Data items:
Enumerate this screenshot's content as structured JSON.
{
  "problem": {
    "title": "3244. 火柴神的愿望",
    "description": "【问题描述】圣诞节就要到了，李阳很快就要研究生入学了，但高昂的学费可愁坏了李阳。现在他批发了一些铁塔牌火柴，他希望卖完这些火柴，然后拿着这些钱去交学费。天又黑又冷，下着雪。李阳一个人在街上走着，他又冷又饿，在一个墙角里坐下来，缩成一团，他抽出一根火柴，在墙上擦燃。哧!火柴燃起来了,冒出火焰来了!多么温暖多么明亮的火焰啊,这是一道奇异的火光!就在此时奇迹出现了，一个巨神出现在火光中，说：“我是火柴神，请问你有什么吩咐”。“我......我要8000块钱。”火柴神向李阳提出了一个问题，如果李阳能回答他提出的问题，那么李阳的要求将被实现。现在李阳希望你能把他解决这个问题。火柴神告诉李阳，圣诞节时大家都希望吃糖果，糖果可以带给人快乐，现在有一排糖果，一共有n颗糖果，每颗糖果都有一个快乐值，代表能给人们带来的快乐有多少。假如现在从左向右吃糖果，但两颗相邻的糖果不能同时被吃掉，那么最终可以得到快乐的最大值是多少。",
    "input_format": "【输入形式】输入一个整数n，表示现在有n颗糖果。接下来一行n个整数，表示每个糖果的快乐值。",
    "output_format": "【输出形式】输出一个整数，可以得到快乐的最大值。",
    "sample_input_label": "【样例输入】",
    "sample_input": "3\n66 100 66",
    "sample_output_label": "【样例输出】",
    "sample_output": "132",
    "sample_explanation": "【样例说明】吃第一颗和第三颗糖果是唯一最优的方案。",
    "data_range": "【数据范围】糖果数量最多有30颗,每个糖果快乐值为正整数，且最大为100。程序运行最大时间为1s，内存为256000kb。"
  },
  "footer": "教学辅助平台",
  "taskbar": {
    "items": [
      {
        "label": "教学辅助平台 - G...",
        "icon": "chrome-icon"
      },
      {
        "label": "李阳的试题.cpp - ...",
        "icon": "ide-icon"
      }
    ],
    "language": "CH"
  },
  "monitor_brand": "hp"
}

Direction
Write out the material exactly as given.

Right answer
Enumerate this screenshot's content as structured JSON.
{
  "problem": {
    "title": "3244. 火柴神的愿望",
    "description": "【问题描述】圣诞节就要到了，李阳很快就要研究生入学了，但高昂的学费可愁坏了李阳。现在他批发了一些铁塔牌火柴，他希望卖完这些火柴，然后拿着这些钱去交学费。天又黑又冷，下着雪。李阳一个人在街上走着，他又冷又饿，在一个墙角里坐下来，缩成一团，他抽出一根火柴，在墙上擦燃。哧!火柴燃起来了,冒出火焰来了!多么温暖多么明亮的火焰啊,这是一道奇异的火光!就在此时奇迹出现了，一个巨神出现在火光中，说：“我是火柴神，请问你有什么吩咐”。“我......我要8000块钱。”火柴神向李阳提出了一个问题，如果李阳能回答他提出的问题，那么李阳的要求将被实现。现在李阳希望你能把他解决这个问题。火柴神告诉李阳，圣诞节时大家都希望吃糖果，糖果可以带给人快乐，现在有一排糖果，一共有n颗糖果，每颗糖果都有一个快乐值，代表能给人们带来的快乐有多少。假如现在从左向右吃糖果，但两颗相邻的糖果不能同时被吃掉，那么最终可以得到快乐的最大值是多少。",
    "input_format": "【输入形式】输入一个整数n，表示现在有n颗糖果。接下来一行n个整数，表示每个糖果的快乐值。",
    "output_format": "【输出形式】输出一个整数，可以得到快乐的最大值。",
    "sample_input_label": "【样例输入】",
    "sample_input": "3\n66 100 66",
    "sample_output_label": "【样例输出】",
    "sample_output": "132",
    "sample_explanation": "【样例说明】吃第一颗和第三颗糖果是唯一最优的方案。",
    "data_range": "【数据范围】糖果数量最多有30颗,每个糖果快乐值为正整数，且最大为100。程序运行最大时间为1s，内存为256000kb。"
  },
  "footer": "教学辅助平台",
  "taskbar": {
    "items": [
      {
        "label": "教学辅助平台 - G...",
        "icon": "chrome-icon"
      },
      {
        "label": "李阳的试题.cpp - ...",
        "icon": "ide-icon"
      }
    ],
    "language": "CH"
  },
  "monitor_brand": "hp"
}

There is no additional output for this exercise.